Written exercise
Locate each line containing the string "frac" and copy it out.

Records shown

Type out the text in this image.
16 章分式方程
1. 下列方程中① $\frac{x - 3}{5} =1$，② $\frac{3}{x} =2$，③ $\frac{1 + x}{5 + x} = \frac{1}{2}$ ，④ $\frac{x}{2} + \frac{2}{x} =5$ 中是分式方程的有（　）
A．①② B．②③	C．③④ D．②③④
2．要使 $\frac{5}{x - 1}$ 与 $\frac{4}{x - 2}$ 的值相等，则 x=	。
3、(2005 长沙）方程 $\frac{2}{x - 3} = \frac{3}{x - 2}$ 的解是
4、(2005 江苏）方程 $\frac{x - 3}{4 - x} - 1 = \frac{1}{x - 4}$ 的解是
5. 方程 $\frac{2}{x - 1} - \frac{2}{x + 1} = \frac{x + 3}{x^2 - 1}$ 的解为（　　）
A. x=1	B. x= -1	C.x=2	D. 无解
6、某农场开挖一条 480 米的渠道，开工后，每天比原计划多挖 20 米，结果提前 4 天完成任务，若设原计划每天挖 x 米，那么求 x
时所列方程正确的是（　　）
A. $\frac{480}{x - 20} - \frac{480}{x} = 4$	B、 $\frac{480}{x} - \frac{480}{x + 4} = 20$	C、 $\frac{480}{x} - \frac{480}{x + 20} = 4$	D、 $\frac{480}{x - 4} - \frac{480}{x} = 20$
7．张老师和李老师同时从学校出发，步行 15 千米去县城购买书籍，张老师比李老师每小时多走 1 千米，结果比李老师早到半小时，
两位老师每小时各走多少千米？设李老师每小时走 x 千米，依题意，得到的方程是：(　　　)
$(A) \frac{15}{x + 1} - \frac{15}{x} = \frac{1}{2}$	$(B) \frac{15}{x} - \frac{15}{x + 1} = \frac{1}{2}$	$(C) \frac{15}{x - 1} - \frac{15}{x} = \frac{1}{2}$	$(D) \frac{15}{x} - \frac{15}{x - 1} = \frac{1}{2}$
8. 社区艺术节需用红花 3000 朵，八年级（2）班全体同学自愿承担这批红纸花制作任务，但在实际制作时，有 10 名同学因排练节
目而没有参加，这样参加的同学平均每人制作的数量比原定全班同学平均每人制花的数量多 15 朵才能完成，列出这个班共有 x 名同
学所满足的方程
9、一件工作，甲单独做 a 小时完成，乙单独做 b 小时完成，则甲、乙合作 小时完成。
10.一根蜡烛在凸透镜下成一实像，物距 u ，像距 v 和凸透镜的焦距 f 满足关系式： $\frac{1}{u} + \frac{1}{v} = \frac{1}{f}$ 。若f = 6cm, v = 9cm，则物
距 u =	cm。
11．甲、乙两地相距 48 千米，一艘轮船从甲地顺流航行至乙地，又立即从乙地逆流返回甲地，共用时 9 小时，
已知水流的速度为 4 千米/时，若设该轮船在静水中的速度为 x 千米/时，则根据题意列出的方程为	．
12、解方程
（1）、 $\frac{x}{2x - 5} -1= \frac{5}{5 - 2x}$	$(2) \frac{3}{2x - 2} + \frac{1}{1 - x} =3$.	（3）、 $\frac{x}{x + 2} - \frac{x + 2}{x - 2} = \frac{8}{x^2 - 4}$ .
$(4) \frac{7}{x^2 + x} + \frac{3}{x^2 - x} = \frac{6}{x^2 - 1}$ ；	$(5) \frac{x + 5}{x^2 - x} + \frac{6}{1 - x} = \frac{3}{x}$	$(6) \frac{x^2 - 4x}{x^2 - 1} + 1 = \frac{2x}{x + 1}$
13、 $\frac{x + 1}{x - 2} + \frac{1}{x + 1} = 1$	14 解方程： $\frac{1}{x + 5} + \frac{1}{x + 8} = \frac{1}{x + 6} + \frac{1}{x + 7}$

Result for this task
1. 下列方程中① $\frac{x - 3}{5} =1$，② $\frac{3}{x} =2$，③ $\frac{1 + x}{5 + x} = \frac{1}{2}$ ，④ $\frac{x}{2} + \frac{2}{x} =5$ 中是分式方程的有（　）
2．要使 $\frac{5}{x - 1}$ 与 $\frac{4}{x - 2}$ 的值相等，则 x=	。
3、(2005 长沙）方程 $\frac{2}{x - 3} = \frac{3}{x - 2}$ 的解是
4、(2005 江苏）方程 $\frac{x - 3}{4 - x} - 1 = \frac{1}{x - 4}$ 的解是
5. 方程 $\frac{2}{x - 1} - \frac{2}{x + 1} = \frac{x + 3}{x^2 - 1}$ 的解为（　　）
A. $\frac{480}{x - 20} - \frac{480}{x} = 4$	B、 $\frac{480}{x} - \frac{480}{x + 4} = 20$	C、 $\frac{480}{x} - \frac{480}{x + 20} = 4$	D、 $\frac{480}{x - 4} - \frac{480}{x} = 20$
$(A) \frac{15}{x + 1} - \frac{15}{x} = \frac{1}{2}$	$(B) \frac{15}{x} - \frac{15}{x + 1} = \frac{1}{2}$	$(C) \frac{15}{x - 1} - \frac{15}{x} = \frac{1}{2}$	$(D) \frac{15}{x} - \frac{15}{x - 1} = \frac{1}{2}$
10.一根蜡烛在凸透镜下成一实像，物距 u ，像距 v 和凸透镜的焦距 f 满足关系式： $\frac{1}{u} + \frac{1}{v} = \frac{1}{f}$ 。若f = 6cm, v = 9cm，则物
（1）、 $\frac{x}{2x - 5} -1= \frac{5}{5 - 2x}$	$(2) \frac{3}{2x - 2} + \frac{1}{1 - x} =3$.	（3）、 $\frac{x}{x + 2} - \frac{x + 2}{x - 2} = \frac{8}{x^2 - 4}$ .
$(4) \frac{7}{x^2 + x} + \frac{3}{x^2 - x} = \frac{6}{x^2 - 1}$ ；	$(5) \frac{x + 5}{x^2 - x} + \frac{6}{1 - x} = \frac{3}{x}$	$(6) \frac{x^2 - 4x}{x^2 - 1} + 1 = \frac{2x}{x + 1}$
13、 $\frac{x + 1}{x - 2} + \frac{1}{x + 1} = 1$	14 解方程： $\frac{1}{x + 5} + \frac{1}{x + 8} = \frac{1}{x + 6} + \frac{1}{x + 7}$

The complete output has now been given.